(Stored records)

----------

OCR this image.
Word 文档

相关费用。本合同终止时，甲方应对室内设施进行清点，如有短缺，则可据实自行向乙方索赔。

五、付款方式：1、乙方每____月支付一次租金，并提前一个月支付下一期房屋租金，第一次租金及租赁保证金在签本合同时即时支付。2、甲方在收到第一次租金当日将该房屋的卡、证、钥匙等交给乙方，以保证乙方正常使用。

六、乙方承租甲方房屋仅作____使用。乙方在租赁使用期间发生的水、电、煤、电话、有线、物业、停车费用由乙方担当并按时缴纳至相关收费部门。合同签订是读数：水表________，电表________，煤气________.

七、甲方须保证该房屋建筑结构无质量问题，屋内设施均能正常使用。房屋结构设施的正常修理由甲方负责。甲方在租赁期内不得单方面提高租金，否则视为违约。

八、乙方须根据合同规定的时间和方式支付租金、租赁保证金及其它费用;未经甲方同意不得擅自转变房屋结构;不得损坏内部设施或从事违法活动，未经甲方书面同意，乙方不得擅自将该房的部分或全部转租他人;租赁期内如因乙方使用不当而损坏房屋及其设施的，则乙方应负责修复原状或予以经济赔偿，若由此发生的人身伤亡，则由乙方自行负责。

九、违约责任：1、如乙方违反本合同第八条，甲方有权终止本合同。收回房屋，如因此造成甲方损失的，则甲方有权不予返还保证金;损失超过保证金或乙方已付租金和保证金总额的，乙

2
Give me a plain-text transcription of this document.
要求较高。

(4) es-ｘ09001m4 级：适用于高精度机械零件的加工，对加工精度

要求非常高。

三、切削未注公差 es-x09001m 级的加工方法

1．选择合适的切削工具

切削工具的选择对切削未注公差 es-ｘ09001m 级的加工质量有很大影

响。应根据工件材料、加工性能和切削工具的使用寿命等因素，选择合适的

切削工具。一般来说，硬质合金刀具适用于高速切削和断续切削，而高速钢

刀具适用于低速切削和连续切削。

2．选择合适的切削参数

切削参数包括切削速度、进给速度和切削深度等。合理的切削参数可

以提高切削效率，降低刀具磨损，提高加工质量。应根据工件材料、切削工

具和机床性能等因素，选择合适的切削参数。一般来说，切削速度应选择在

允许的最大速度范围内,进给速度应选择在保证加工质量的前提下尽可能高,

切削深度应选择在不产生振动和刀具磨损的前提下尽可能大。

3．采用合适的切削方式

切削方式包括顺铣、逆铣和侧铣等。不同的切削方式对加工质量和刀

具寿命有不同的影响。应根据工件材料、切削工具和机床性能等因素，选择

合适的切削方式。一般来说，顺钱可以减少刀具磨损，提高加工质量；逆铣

----------

-- Task prompt --
Look above for every line with the word "应根据工件材料" and copy it.

-- Answer to this problem --
响。应根据工件材料、加工性能和切削工具的使用寿命等因素，选择合适的
以提高切削效率，降低刀具磨损，提高加工质量。应根据工件材料、切削工
具寿命有不同的影响。应根据工件材料、切削工具和机床性能等因素，选择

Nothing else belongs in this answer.